> YOUR GOAL
Below is a set of records. Repeat all of them exactly.

> ENTRIES SHOWN
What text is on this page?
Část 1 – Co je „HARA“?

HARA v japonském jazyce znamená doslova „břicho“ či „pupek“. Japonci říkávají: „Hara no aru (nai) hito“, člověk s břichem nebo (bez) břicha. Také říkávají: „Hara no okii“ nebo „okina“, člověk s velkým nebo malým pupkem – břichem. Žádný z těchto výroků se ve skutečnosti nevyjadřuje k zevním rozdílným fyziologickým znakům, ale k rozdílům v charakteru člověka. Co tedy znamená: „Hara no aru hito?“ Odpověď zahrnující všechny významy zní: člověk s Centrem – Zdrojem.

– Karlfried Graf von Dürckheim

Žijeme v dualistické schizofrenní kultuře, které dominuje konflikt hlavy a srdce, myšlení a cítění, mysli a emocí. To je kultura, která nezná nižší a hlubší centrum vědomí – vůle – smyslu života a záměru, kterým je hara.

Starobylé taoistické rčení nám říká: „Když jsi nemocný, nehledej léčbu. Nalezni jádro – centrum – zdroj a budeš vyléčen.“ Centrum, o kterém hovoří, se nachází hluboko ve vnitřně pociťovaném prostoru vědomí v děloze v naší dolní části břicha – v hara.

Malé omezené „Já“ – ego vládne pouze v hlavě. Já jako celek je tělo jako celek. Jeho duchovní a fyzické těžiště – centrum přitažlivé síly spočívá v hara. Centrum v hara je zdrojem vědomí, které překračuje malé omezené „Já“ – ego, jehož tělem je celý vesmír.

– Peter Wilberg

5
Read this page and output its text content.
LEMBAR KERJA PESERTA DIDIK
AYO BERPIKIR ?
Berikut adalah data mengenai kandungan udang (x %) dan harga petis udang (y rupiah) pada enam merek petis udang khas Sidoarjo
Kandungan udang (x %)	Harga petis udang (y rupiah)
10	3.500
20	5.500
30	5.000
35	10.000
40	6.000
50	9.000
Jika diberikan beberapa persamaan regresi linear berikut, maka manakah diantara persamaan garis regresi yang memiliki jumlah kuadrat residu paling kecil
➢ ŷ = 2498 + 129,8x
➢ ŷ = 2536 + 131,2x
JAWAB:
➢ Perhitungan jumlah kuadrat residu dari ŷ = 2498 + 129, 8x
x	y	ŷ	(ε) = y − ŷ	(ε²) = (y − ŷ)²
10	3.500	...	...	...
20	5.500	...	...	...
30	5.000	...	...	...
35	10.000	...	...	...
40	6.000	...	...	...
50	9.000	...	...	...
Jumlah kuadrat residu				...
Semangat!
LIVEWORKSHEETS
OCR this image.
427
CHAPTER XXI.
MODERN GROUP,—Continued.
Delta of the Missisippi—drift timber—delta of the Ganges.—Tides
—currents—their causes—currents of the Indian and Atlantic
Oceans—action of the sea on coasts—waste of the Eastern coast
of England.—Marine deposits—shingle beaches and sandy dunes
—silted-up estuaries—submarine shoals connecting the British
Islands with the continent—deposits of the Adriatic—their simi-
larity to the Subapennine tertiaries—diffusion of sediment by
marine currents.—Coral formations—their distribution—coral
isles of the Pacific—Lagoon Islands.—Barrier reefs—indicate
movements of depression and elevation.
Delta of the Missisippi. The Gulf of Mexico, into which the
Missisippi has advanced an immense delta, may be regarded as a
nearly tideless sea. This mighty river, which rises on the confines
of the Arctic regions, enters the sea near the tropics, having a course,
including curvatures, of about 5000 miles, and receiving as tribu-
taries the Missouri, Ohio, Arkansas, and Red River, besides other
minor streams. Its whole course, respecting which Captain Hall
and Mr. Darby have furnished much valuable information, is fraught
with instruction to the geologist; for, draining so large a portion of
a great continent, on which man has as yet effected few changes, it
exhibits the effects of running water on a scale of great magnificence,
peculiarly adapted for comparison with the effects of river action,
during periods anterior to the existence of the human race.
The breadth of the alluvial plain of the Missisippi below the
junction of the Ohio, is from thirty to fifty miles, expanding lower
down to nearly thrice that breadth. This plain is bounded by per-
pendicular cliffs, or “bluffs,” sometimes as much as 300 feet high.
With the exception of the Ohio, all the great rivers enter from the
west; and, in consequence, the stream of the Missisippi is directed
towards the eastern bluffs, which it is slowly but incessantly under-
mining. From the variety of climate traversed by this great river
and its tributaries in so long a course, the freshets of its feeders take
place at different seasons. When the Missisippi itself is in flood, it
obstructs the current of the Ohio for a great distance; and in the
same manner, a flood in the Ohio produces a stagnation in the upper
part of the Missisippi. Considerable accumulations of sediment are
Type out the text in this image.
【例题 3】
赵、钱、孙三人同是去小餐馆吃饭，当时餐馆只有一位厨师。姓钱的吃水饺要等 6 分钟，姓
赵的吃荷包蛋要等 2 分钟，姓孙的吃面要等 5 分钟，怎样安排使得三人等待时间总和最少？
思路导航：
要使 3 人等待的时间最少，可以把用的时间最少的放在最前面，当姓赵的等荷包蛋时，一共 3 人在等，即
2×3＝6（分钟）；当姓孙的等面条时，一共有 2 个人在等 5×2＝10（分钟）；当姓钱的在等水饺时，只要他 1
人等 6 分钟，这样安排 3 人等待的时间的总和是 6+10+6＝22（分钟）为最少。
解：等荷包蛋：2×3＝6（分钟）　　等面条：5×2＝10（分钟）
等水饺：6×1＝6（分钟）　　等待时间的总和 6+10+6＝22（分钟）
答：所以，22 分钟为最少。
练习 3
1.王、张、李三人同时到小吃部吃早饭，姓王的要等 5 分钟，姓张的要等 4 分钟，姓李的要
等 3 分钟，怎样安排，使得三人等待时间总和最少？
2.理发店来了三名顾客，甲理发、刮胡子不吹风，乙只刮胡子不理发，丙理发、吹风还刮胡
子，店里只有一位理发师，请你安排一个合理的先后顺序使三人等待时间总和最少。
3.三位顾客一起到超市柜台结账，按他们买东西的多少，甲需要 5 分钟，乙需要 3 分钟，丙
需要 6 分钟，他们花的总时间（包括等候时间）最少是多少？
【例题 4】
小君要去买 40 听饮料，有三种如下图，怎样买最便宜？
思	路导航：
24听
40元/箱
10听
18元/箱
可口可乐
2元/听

> RESPONSE
What text is on this page?
Část 1 – Co je „HARA“?

HARA v japonském jazyce znamená doslova „břicho“ či „pupek“. Japonci říkávají: „Hara no aru (nai) hito“, člověk s břichem nebo (bez) břicha. Také říkávají: „Hara no okii“ nebo „okina“, člověk s velkým nebo malým pupkem – břichem. Žádný z těchto výroků se ve skutečnosti nevyjadřuje k zevním rozdílným fyziologickým znakům, ale k rozdílům v charakteru člověka. Co tedy znamená: „Hara no aru hito?“ Odpověď zahrnující všechny významy zní: člověk s Centrem – Zdrojem.

– Karlfried Graf von Dürckheim

Žijeme v dualistické schizofrenní kultuře, které dominuje konflikt hlavy a srdce, myšlení a cítění, mysli a emocí. To je kultura, která nezná nižší a hlubší centrum vědomí – vůle – smyslu života a záměru, kterým je hara.

Starobylé taoistické rčení nám říká: „Když jsi nemocný, nehledej léčbu. Nalezni jádro – centrum – zdroj a budeš vyléčen.“ Centrum, o kterém hovoří, se nachází hluboko ve vnitřně pociťovaném prostoru vědomí v děloze v naší dolní části břicha – v hara.

Malé omezené „Já“ – ego vládne pouze v hlavě. Já jako celek je tělo jako celek. Jeho duchovní a fyzické těžiště – centrum přitažlivé síly spočívá v hara. Centrum v hara je zdrojem vědomí, které překračuje malé omezené „Já“ – ego, jehož tělem je celý vesmír.

– Peter Wilberg

5
Read this page and output its text content.
LEMBAR KERJA PESERTA DIDIK
AYO BERPIKIR ?
Berikut adalah data mengenai kandungan udang (x %) dan harga petis udang (y rupiah) pada enam merek petis udang khas Sidoarjo
Kandungan udang (x %)	Harga petis udang (y rupiah)
10	3.500
20	5.500
30	5.000
35	10.000
40	6.000
50	9.000
Jika diberikan beberapa persamaan regresi linear berikut, maka manakah diantara persamaan garis regresi yang memiliki jumlah kuadrat residu paling kecil
➢ ŷ = 2498 + 129,8x
➢ ŷ = 2536 + 131,2x
JAWAB:
➢ Perhitungan jumlah kuadrat residu dari ŷ = 2498 + 129, 8x
x	y	ŷ	(ε) = y − ŷ	(ε²) = (y − ŷ)²
10	3.500	...	...	...
20	5.500	...	...	...
30	5.000	...	...	...
35	10.000	...	...	...
40	6.000	...	...	...
50	9.000	...	...	...
Jumlah kuadrat residu				...
Semangat!
LIVEWORKSHEETS
OCR this image.
427
CHAPTER XXI.
MODERN GROUP,—Continued.
Delta of the Missisippi—drift timber—delta of the Ganges.—Tides
—currents—their causes—currents of the Indian and Atlantic
Oceans—action of the sea on coasts—waste of the Eastern coast
of England.—Marine deposits—shingle beaches and sandy dunes
—silted-up estuaries—submarine shoals connecting the British
Islands with the continent—deposits of the Adriatic—their simi-
larity to the Subapennine tertiaries—diffusion of sediment by
marine currents.—Coral formations—their distribution—coral
isles of the Pacific—Lagoon Islands.—Barrier reefs—indicate
movements of depression and elevation.
Delta of the Missisippi. The Gulf of Mexico, into which the
Missisippi has advanced an immense delta, may be regarded as a
nearly tideless sea. This mighty river, which rises on the confines
of the Arctic regions, enters the sea near the tropics, having a course,
including curvatures, of about 5000 miles, and receiving as tribu-
taries the Missouri, Ohio, Arkansas, and Red River, besides other
minor streams. Its whole course, respecting which Captain Hall
and Mr. Darby have furnished much valuable information, is fraught
with instruction to the geologist; for, draining so large a portion of
a great continent, on which man has as yet effected few changes, it
exhibits the effects of running water on a scale of great magnificence,
peculiarly adapted for comparison with the effects of river action,
during periods anterior to the existence of the human race.
The breadth of the alluvial plain of the Missisippi below the
junction of the Ohio, is from thirty to fifty miles, expanding lower
down to nearly thrice that breadth. This plain is bounded by per-
pendicular cliffs, or “bluffs,” sometimes as much as 300 feet high.
With the exception of the Ohio, all the great rivers enter from the
west; and, in consequence, the stream of the Missisippi is directed
towards the eastern bluffs, which it is slowly but incessantly under-
mining. From the variety of climate traversed by this great river
and its tributaries in so long a course, the freshets of its feeders take
place at different seasons. When the Missisippi itself is in flood, it
obstructs the current of the Ohio for a great distance; and in the
same manner, a flood in the Ohio produces a stagnation in the upper
part of the Missisippi. Considerable accumulations of sediment are
Type out the text in this image.
【例题 3】
赵、钱、孙三人同是去小餐馆吃饭，当时餐馆只有一位厨师。姓钱的吃水饺要等 6 分钟，姓
赵的吃荷包蛋要等 2 分钟，姓孙的吃面要等 5 分钟，怎样安排使得三人等待时间总和最少？
思路导航：
要使 3 人等待的时间最少，可以把用的时间最少的放在最前面，当姓赵的等荷包蛋时，一共 3 人在等，即
2×3＝6（分钟）；当姓孙的等面条时，一共有 2 个人在等 5×2＝10（分钟）；当姓钱的在等水饺时，只要他 1
人等 6 分钟，这样安排 3 人等待的时间的总和是 6+10+6＝22（分钟）为最少。
解：等荷包蛋：2×3＝6（分钟）　　等面条：5×2＝10（分钟）
等水饺：6×1＝6（分钟）　　等待时间的总和 6+10+6＝22（分钟）
答：所以，22 分钟为最少。
练习 3
1.王、张、李三人同时到小吃部吃早饭，姓王的要等 5 分钟，姓张的要等 4 分钟，姓李的要
等 3 分钟，怎样安排，使得三人等待时间总和最少？
2.理发店来了三名顾客，甲理发、刮胡子不吹风，乙只刮胡子不理发，丙理发、吹风还刮胡
子，店里只有一位理发师，请你安排一个合理的先后顺序使三人等待时间总和最少。
3.三位顾客一起到超市柜台结账，按他们买东西的多少，甲需要 5 分钟，乙需要 3 分钟，丙
需要 6 分钟，他们花的总时间（包括等候时间）最少是多少？
【例题 4】
小君要去买 40 听饮料，有三种如下图，怎样买最便宜？
思	路导航：
24听
40元/箱
10听
18元/箱
可口可乐
2元/听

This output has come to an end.